◆ INSTRUCTIONS TO FOLLOW ◆
Reproduce the entries from the line containing "Segment this screenshot: for" up to and including the line containing "echo-point (245, 364, 248, 367)", replacing "echo-point" with "echo-mark" throughout and leaving everything else unchanged. Omit the pictures from your answer.

◆ DATA IN THIS EXERCISE ◆

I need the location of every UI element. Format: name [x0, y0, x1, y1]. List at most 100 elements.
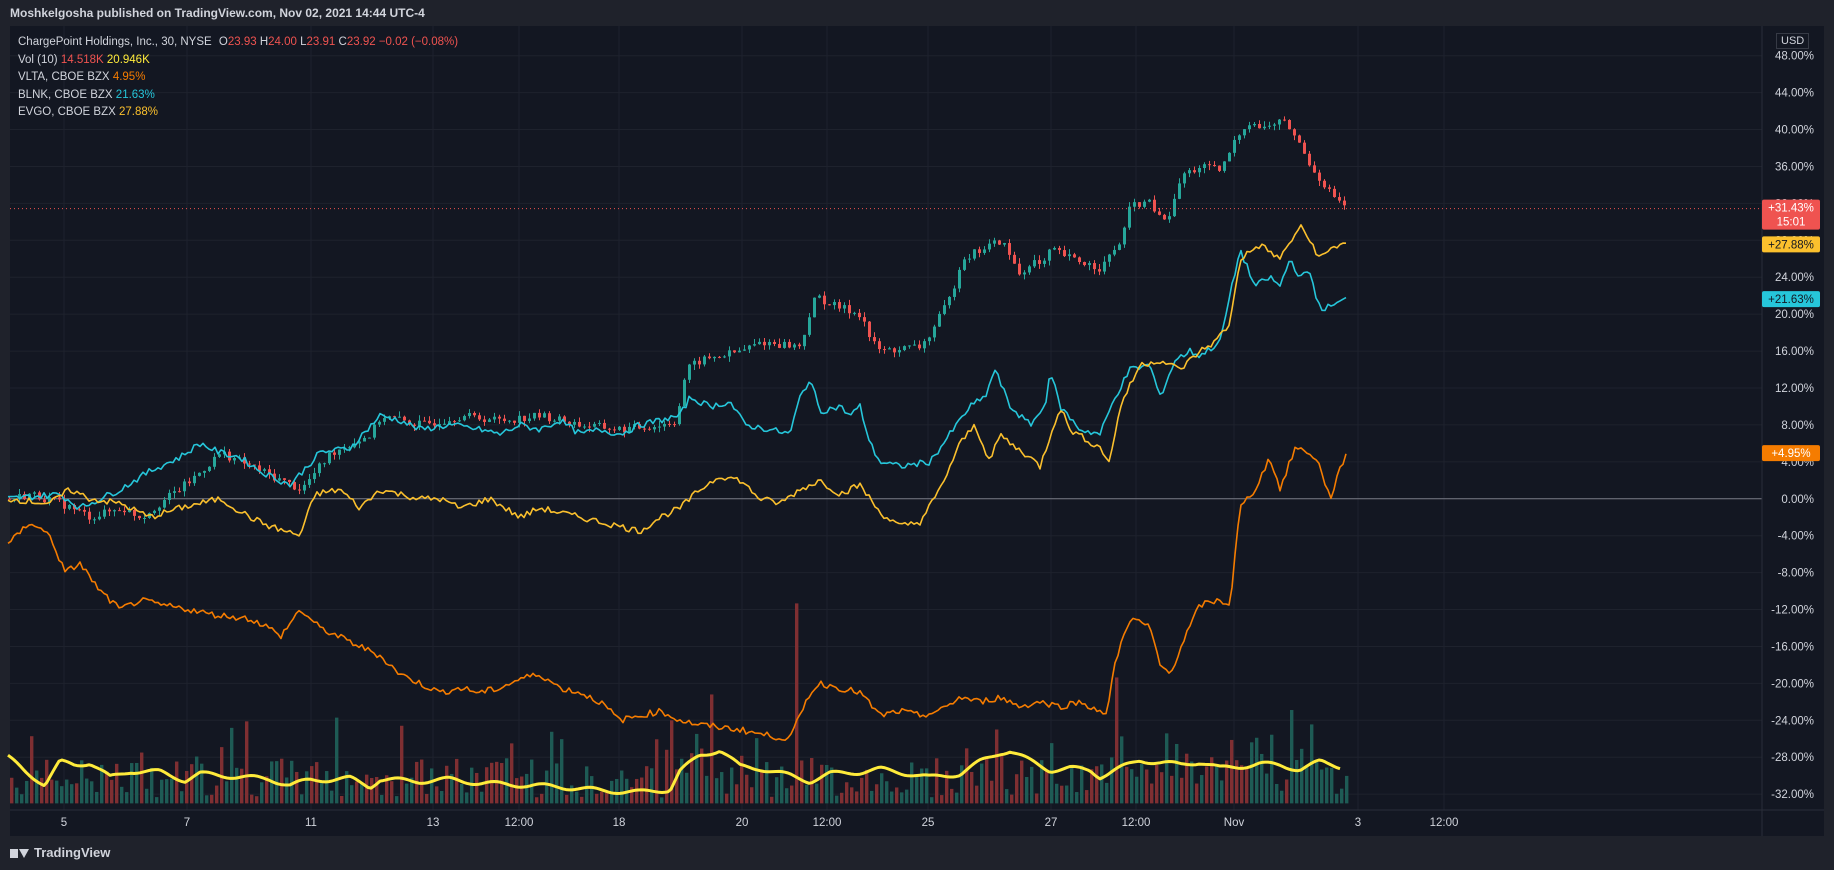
--
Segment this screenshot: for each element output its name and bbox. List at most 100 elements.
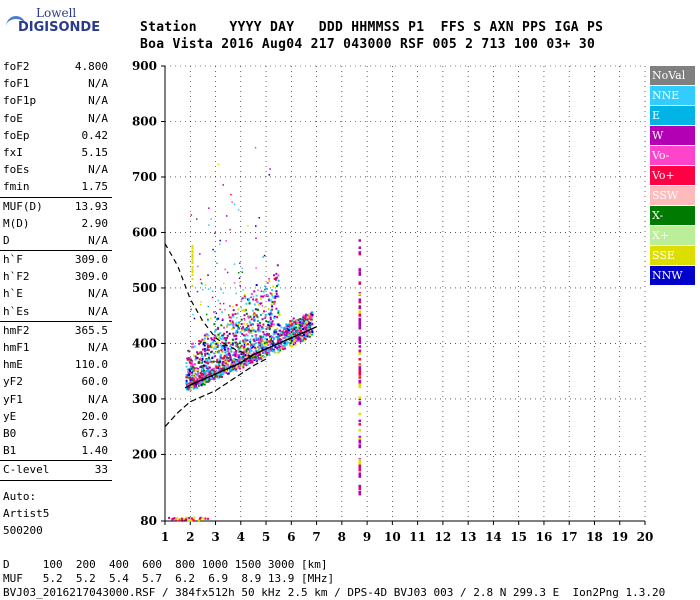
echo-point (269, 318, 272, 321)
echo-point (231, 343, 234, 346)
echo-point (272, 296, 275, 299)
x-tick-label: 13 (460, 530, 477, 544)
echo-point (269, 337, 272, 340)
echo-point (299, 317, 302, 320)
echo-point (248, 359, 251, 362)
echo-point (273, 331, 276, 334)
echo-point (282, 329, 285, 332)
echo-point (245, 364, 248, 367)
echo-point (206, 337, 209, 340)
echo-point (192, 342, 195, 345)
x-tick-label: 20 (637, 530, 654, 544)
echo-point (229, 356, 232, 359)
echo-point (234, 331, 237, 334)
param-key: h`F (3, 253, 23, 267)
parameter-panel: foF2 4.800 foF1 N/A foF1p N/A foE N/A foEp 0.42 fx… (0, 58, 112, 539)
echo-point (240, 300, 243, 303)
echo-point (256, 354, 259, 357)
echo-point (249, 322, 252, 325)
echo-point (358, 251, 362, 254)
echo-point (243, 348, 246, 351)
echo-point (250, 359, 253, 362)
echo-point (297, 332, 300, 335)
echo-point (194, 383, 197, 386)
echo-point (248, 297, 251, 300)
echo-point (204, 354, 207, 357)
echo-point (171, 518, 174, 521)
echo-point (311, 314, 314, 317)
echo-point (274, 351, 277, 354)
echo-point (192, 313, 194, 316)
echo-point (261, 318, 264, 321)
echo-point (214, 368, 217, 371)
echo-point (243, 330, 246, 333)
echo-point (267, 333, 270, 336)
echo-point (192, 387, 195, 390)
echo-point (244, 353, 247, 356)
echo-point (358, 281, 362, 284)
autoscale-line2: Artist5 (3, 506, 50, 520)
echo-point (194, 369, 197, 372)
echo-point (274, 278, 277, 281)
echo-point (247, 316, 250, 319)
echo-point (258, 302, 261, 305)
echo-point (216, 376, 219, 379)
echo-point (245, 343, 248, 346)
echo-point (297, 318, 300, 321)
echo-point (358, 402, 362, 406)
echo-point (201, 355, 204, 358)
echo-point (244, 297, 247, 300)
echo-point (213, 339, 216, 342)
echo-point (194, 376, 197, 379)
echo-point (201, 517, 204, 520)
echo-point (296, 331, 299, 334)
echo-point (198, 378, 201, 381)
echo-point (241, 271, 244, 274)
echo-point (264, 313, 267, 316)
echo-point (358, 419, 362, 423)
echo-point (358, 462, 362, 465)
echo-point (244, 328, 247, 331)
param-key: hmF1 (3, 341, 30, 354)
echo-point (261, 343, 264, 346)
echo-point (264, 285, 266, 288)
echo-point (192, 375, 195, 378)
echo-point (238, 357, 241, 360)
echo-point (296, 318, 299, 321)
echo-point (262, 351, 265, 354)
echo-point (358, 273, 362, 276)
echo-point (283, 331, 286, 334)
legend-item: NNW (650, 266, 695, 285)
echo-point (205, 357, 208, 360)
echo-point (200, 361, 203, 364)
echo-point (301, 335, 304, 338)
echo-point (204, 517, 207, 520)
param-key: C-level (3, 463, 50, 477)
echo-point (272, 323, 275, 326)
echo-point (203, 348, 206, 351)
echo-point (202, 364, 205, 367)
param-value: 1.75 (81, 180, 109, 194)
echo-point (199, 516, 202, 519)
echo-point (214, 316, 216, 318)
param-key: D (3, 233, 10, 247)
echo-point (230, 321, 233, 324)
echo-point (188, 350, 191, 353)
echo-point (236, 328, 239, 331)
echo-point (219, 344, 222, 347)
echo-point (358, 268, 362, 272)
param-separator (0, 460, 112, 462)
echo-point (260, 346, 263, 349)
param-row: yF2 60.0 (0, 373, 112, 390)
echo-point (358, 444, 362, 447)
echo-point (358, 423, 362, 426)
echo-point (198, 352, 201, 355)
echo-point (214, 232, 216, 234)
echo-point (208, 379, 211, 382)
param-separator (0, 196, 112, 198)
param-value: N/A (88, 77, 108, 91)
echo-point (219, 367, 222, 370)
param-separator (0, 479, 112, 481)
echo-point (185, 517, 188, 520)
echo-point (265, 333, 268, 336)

◆ THE SOLUTION ◆
Segment this screenshot: for each element output its name and bbox. List at most 100 elements.
echo-mark (269, 318, 272, 321)
echo-mark (231, 343, 234, 346)
echo-mark (272, 296, 275, 299)
x-tick-label: 13 (460, 530, 477, 544)
echo-mark (269, 337, 272, 340)
echo-mark (299, 317, 302, 320)
echo-mark (248, 359, 251, 362)
echo-mark (273, 331, 276, 334)
echo-mark (282, 329, 285, 332)
echo-mark (245, 364, 248, 367)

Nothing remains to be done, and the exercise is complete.